**Task details:** Every entry needs to be reproduced exactly.

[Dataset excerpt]

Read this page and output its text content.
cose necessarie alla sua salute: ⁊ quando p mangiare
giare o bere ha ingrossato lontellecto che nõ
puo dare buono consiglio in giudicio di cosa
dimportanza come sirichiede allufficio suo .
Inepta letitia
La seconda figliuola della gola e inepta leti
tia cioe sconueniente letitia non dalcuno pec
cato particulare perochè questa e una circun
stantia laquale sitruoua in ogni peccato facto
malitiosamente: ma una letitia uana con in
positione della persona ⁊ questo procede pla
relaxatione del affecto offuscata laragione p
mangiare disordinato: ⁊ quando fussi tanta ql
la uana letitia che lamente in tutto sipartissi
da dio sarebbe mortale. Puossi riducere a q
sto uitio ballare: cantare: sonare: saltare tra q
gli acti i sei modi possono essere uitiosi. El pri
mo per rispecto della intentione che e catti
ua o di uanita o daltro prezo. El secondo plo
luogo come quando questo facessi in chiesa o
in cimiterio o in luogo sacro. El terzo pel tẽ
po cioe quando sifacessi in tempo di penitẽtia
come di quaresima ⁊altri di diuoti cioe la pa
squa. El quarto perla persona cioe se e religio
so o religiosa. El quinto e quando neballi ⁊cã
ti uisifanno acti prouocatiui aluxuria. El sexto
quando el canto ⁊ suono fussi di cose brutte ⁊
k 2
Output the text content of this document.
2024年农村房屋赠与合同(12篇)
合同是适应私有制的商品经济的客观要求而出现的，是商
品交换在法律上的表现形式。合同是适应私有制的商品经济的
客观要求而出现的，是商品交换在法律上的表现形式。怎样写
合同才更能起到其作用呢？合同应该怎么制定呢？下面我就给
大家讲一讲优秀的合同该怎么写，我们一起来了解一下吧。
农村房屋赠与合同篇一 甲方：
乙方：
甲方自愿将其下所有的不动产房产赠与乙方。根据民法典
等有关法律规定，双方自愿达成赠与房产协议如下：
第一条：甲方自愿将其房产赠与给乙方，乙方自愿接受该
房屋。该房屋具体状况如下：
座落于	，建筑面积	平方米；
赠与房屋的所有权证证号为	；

**Full answer:**
Read this page and output its text content.
cose necessarie alla sua salute: ⁊ quando p mangiare
giare o bere ha ingrossato lontellecto che nõ
puo dare buono consiglio in giudicio di cosa
dimportanza come sirichiede allufficio suo .
Inepta letitia
La seconda figliuola della gola e inepta leti
tia cioe sconueniente letitia non dalcuno pec
cato particulare perochè questa e una circun
stantia laquale sitruoua in ogni peccato facto
malitiosamente: ma una letitia uana con in
positione della persona ⁊ questo procede pla
relaxatione del affecto offuscata laragione p
mangiare disordinato: ⁊ quando fussi tanta ql
la uana letitia che lamente in tutto sipartissi
da dio sarebbe mortale. Puossi riducere a q
sto uitio ballare: cantare: sonare: saltare tra q
gli acti i sei modi possono essere uitiosi. El pri
mo per rispecto della intentione che e catti
ua o di uanita o daltro prezo. El secondo plo
luogo come quando questo facessi in chiesa o
in cimiterio o in luogo sacro. El terzo pel tẽ
po cioe quando sifacessi in tempo di penitẽtia
come di quaresima ⁊altri di diuoti cioe la pa
squa. El quarto perla persona cioe se e religio
so o religiosa. El quinto e quando neballi ⁊cã
ti uisifanno acti prouocatiui aluxuria. El sexto
quando el canto ⁊ suono fussi di cose brutte ⁊
k 2
Output the text content of this document.
2024年农村房屋赠与合同(12篇)
合同是适应私有制的商品经济的客观要求而出现的，是商
品交换在法律上的表现形式。合同是适应私有制的商品经济的
客观要求而出现的，是商品交换在法律上的表现形式。怎样写
合同才更能起到其作用呢？合同应该怎么制定呢？下面我就给
大家讲一讲优秀的合同该怎么写，我们一起来了解一下吧。
农村房屋赠与合同篇一 甲方：
乙方：
甲方自愿将其下所有的不动产房产赠与乙方。根据民法典
等有关法律规定，双方自愿达成赠与房产协议如下：
第一条：甲方自愿将其房产赠与给乙方，乙方自愿接受该
房屋。该房屋具体状况如下：
座落于	，建筑面积	平方米；
赠与房屋的所有权证证号为	；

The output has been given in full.